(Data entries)
▼

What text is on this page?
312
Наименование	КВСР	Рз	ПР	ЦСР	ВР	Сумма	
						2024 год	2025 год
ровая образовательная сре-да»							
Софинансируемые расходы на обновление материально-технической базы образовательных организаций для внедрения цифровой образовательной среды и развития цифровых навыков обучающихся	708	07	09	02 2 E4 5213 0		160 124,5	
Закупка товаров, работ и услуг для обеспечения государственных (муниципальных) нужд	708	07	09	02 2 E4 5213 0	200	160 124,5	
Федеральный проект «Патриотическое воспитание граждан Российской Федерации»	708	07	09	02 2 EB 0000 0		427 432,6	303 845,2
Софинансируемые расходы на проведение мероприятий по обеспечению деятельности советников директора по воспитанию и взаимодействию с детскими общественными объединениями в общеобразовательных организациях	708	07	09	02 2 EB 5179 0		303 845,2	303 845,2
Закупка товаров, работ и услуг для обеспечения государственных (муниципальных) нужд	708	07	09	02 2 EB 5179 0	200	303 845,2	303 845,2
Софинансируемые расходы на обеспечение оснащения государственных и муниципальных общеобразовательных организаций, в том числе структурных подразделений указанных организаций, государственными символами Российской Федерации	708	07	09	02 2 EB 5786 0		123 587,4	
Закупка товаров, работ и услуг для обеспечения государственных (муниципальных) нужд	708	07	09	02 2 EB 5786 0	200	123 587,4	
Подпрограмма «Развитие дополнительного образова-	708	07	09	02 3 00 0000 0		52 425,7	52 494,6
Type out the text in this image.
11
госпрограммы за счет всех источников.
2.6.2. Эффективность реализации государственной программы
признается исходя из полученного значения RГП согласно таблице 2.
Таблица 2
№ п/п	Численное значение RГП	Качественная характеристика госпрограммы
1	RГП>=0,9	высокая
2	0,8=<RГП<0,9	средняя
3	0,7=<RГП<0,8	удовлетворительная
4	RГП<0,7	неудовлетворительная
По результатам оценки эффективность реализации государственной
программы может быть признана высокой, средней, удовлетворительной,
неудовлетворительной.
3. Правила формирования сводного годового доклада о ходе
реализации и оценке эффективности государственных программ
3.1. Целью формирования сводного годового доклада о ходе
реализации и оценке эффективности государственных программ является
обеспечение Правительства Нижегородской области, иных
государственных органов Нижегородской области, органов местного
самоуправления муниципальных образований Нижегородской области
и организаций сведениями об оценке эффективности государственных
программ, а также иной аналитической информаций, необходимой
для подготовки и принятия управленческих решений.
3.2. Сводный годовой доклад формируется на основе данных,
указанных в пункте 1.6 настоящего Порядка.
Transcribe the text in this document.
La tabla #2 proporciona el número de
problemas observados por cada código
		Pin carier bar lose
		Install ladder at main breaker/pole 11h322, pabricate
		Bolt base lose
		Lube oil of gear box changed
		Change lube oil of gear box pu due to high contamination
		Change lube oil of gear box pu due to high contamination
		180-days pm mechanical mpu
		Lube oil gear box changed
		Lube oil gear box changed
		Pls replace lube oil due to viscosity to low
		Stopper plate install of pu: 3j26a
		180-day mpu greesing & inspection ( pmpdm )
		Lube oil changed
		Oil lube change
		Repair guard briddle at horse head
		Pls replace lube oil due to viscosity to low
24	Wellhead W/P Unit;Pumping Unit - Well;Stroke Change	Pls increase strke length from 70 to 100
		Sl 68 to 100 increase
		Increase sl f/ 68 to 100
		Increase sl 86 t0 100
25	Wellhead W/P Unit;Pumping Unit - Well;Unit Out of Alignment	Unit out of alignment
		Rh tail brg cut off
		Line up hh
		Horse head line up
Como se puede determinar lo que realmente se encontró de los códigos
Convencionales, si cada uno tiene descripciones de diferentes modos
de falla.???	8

▲

# Aim of the task
Output the records exactly, including every line.

# Worked solution
What text is on this page?
312
Наименование	КВСР	Рз	ПР	ЦСР	ВР	Сумма	
						2024 год	2025 год
ровая образовательная сре-да»							
Софинансируемые расходы на обновление материально-технической базы образовательных организаций для внедрения цифровой образовательной среды и развития цифровых навыков обучающихся	708	07	09	02 2 E4 5213 0		160 124,5	
Закупка товаров, работ и услуг для обеспечения государственных (муниципальных) нужд	708	07	09	02 2 E4 5213 0	200	160 124,5	
Федеральный проект «Патриотическое воспитание граждан Российской Федерации»	708	07	09	02 2 EB 0000 0		427 432,6	303 845,2
Софинансируемые расходы на проведение мероприятий по обеспечению деятельности советников директора по воспитанию и взаимодействию с детскими общественными объединениями в общеобразовательных организациях	708	07	09	02 2 EB 5179 0		303 845,2	303 845,2
Закупка товаров, работ и услуг для обеспечения государственных (муниципальных) нужд	708	07	09	02 2 EB 5179 0	200	303 845,2	303 845,2
Софинансируемые расходы на обеспечение оснащения государственных и муниципальных общеобразовательных организаций, в том числе структурных подразделений указанных организаций, государственными символами Российской Федерации	708	07	09	02 2 EB 5786 0		123 587,4	
Закупка товаров, работ и услуг для обеспечения государственных (муниципальных) нужд	708	07	09	02 2 EB 5786 0	200	123 587,4	
Подпрограмма «Развитие дополнительного образова-	708	07	09	02 3 00 0000 0		52 425,7	52 494,6
Type out the text in this image.
11
госпрограммы за счет всех источников.
2.6.2. Эффективность реализации государственной программы
признается исходя из полученного значения RГП согласно таблице 2.
Таблица 2
№ п/п	Численное значение RГП	Качественная характеристика госпрограммы
1	RГП>=0,9	высокая
2	0,8=<RГП<0,9	средняя
3	0,7=<RГП<0,8	удовлетворительная
4	RГП<0,7	неудовлетворительная
По результатам оценки эффективность реализации государственной
программы может быть признана высокой, средней, удовлетворительной,
неудовлетворительной.
3. Правила формирования сводного годового доклада о ходе
реализации и оценке эффективности государственных программ
3.1. Целью формирования сводного годового доклада о ходе
реализации и оценке эффективности государственных программ является
обеспечение Правительства Нижегородской области, иных
государственных органов Нижегородской области, органов местного
самоуправления муниципальных образований Нижегородской области
и организаций сведениями об оценке эффективности государственных
программ, а также иной аналитической информаций, необходимой
для подготовки и принятия управленческих решений.
3.2. Сводный годовой доклад формируется на основе данных,
указанных в пункте 1.6 настоящего Порядка.
Transcribe the text in this document.
La tabla #2 proporciona el número de
problemas observados por cada código
		Pin carier bar lose
		Install ladder at main breaker/pole 11h322, pabricate
		Bolt base lose
		Lube oil of gear box changed
		Change lube oil of gear box pu due to high contamination
		Change lube oil of gear box pu due to high contamination
		180-days pm mechanical mpu
		Lube oil gear box changed
		Lube oil gear box changed
		Pls replace lube oil due to viscosity to low
		Stopper plate install of pu: 3j26a
		180-day mpu greesing & inspection ( pmpdm )
		Lube oil changed
		Oil lube change
		Repair guard briddle at horse head
		Pls replace lube oil due to viscosity to low
24	Wellhead W/P Unit;Pumping Unit - Well;Stroke Change	Pls increase strke length from 70 to 100
		Sl 68 to 100 increase
		Increase sl f/ 68 to 100
		Increase sl 86 t0 100
25	Wellhead W/P Unit;Pumping Unit - Well;Unit Out of Alignment	Unit out of alignment
		Rh tail brg cut off
		Line up hh
		Horse head line up
Como se puede determinar lo que realmente se encontró de los códigos
Convencionales, si cada uno tiene descripciones de diferentes modos
de falla.???	8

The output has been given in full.